Quote everything from the start of the records down to the line containing "143, 579, 152]", including that line.
● ● ● ● ●
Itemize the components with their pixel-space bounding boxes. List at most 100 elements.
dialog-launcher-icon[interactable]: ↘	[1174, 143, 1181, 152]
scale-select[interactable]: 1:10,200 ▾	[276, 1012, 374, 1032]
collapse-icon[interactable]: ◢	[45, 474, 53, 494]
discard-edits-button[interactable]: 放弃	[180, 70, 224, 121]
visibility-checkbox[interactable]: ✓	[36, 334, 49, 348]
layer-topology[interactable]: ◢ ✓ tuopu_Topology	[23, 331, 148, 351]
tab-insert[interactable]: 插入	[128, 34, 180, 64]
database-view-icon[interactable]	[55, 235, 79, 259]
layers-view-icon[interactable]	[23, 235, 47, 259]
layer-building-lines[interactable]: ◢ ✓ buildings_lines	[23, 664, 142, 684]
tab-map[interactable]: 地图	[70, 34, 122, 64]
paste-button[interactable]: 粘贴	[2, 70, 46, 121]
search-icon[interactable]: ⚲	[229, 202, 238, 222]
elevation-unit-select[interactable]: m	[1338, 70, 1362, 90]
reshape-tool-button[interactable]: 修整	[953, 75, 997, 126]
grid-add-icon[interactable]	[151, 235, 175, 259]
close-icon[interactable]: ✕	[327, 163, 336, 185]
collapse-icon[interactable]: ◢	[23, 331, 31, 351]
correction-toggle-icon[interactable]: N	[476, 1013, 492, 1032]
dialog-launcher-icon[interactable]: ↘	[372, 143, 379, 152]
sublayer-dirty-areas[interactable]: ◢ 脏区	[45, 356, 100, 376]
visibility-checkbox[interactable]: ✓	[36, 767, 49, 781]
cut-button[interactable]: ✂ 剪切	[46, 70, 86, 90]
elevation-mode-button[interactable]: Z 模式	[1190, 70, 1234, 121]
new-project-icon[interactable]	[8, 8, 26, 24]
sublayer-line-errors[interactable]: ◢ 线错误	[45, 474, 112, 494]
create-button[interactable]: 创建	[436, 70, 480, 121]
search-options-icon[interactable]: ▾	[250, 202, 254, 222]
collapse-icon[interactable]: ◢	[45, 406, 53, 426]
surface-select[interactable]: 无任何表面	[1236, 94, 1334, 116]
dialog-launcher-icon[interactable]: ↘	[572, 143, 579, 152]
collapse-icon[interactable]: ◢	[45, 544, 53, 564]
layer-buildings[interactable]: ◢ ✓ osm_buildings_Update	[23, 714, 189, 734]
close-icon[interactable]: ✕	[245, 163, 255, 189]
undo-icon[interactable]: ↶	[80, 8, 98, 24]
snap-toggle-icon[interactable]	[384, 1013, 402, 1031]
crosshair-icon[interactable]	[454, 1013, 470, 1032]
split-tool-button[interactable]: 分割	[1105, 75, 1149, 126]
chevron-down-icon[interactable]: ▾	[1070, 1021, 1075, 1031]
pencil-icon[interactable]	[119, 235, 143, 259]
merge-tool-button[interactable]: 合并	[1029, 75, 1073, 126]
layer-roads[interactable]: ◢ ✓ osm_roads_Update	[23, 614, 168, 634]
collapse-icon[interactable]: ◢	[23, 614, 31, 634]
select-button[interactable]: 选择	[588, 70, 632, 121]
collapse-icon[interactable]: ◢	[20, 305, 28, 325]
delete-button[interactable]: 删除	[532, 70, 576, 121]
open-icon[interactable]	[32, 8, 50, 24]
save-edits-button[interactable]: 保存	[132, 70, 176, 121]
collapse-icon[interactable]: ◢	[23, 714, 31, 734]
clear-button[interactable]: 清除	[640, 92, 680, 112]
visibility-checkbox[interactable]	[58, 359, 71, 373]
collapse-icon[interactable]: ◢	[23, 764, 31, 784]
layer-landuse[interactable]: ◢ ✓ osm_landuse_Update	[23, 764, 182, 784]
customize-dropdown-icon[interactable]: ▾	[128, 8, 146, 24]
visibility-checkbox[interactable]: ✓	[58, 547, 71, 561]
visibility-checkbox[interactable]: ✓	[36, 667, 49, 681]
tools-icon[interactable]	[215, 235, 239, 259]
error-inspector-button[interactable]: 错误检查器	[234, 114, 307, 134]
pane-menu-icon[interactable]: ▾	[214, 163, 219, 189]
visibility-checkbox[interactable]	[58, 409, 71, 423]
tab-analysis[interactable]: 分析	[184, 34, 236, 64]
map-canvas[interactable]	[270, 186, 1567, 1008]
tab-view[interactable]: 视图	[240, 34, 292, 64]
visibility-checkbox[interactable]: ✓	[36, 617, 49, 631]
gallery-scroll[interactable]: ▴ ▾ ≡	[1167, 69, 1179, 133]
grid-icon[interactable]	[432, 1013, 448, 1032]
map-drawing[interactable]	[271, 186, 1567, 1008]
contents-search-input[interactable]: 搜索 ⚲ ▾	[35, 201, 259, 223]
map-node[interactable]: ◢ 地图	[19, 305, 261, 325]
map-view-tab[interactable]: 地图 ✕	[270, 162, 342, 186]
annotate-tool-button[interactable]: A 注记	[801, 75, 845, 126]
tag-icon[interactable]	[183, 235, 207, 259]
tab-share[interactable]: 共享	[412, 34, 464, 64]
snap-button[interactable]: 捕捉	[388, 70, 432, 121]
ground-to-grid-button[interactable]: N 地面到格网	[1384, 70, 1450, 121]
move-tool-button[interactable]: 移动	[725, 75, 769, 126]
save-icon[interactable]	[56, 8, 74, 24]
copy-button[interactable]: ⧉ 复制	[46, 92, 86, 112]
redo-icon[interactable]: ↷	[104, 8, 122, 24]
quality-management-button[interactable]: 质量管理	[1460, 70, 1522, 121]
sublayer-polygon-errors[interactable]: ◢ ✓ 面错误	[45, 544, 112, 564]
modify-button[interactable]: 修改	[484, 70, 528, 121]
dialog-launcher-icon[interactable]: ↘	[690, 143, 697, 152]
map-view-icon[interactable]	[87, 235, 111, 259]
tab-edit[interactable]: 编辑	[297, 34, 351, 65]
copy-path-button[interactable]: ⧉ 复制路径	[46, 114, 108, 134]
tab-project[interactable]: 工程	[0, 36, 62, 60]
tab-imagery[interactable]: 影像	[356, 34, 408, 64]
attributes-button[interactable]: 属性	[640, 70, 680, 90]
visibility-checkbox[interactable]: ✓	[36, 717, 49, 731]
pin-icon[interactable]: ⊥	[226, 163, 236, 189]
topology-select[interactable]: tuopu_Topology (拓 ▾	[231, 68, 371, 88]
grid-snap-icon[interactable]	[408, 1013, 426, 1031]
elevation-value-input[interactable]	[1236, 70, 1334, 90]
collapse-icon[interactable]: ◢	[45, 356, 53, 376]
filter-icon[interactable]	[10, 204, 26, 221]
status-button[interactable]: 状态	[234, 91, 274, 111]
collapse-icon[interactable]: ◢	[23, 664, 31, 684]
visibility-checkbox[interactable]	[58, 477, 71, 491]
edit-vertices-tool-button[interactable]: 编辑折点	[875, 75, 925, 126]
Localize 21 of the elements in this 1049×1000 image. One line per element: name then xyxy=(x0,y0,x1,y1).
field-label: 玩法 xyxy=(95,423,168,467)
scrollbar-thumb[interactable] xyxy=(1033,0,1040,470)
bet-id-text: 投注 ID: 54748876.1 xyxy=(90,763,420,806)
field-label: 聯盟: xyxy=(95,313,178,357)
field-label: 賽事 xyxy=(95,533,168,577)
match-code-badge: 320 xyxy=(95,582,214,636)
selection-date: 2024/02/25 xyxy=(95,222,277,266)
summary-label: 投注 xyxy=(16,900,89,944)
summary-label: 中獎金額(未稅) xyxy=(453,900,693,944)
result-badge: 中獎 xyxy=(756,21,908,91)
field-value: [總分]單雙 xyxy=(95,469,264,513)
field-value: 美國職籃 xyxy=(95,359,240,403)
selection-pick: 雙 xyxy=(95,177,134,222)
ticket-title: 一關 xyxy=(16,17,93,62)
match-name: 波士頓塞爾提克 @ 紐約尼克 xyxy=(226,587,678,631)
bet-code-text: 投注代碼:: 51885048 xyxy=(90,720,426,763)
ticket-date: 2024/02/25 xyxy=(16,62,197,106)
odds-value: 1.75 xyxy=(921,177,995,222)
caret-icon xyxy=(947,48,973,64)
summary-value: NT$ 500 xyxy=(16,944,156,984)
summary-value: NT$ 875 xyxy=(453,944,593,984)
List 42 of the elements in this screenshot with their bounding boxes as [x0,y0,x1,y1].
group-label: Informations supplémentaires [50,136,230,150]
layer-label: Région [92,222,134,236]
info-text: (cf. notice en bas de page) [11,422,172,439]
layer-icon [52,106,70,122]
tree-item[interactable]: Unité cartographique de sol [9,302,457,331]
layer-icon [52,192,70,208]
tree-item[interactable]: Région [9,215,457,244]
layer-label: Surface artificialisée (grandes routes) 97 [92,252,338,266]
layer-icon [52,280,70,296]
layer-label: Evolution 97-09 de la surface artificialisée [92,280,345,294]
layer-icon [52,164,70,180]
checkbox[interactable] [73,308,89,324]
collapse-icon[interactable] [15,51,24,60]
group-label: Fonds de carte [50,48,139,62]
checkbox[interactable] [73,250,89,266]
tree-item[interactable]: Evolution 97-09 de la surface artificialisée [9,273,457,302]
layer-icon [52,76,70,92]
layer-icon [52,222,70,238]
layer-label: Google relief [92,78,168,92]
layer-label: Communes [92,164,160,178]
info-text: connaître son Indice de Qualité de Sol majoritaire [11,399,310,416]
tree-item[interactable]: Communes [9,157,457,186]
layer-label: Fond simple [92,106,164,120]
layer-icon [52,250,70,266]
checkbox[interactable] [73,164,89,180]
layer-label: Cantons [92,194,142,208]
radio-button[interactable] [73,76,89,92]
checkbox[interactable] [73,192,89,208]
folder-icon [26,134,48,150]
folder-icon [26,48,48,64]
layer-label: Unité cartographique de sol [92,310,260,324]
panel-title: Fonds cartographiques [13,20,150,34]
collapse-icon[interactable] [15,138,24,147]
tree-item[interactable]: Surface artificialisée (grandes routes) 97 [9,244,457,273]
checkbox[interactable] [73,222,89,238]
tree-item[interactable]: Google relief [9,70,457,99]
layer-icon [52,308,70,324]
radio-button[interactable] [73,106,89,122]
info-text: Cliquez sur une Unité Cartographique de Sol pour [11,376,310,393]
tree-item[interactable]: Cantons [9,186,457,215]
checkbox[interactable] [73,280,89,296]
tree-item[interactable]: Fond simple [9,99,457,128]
● ● ● ● ●
--- Solution for this task ---
Itemize the components with their pixel-space bounding boxes. List at most 100 elements.
dialog-launcher-icon[interactable]: ↘	[1174, 143, 1181, 152]
scale-select[interactable]: 1:10,200 ▾	[276, 1012, 374, 1032]
collapse-icon[interactable]: ◢	[45, 474, 53, 494]
discard-edits-button[interactable]: 放弃	[180, 70, 224, 121]
visibility-checkbox[interactable]: ✓	[36, 334, 49, 348]
layer-topology[interactable]: ◢ ✓ tuopu_Topology	[23, 331, 148, 351]
tab-insert[interactable]: 插入	[128, 34, 180, 64]
database-view-icon[interactable]	[55, 235, 79, 259]
layers-view-icon[interactable]	[23, 235, 47, 259]
layer-building-lines[interactable]: ◢ ✓ buildings_lines	[23, 664, 142, 684]
tab-map[interactable]: 地图	[70, 34, 122, 64]
paste-button[interactable]: 粘贴	[2, 70, 46, 121]
search-icon[interactable]: ⚲	[229, 202, 238, 222]
elevation-unit-select[interactable]: m	[1338, 70, 1362, 90]
reshape-tool-button[interactable]: 修整	[953, 75, 997, 126]
grid-add-icon[interactable]	[151, 235, 175, 259]
close-icon[interactable]: ✕	[327, 163, 336, 185]
collapse-icon[interactable]: ◢	[23, 331, 31, 351]
correction-toggle-icon[interactable]: N	[476, 1013, 492, 1032]
dialog-launcher-icon[interactable]: ↘	[372, 143, 379, 152]
sublayer-dirty-areas[interactable]: ◢ 脏区	[45, 356, 100, 376]
visibility-checkbox[interactable]: ✓	[36, 767, 49, 781]
cut-button[interactable]: ✂ 剪切	[46, 70, 86, 90]
elevation-mode-button[interactable]: Z 模式	[1190, 70, 1234, 121]
new-project-icon[interactable]	[8, 8, 26, 24]
sublayer-line-errors[interactable]: ◢ 线错误	[45, 474, 112, 494]
create-button[interactable]: 创建	[436, 70, 480, 121]
search-options-icon[interactable]: ▾	[250, 202, 254, 222]
collapse-icon[interactable]: ◢	[45, 406, 53, 426]
surface-select[interactable]: 无任何表面	[1236, 94, 1334, 116]
dialog-launcher-icon[interactable]: ↘	[572, 143, 579, 152]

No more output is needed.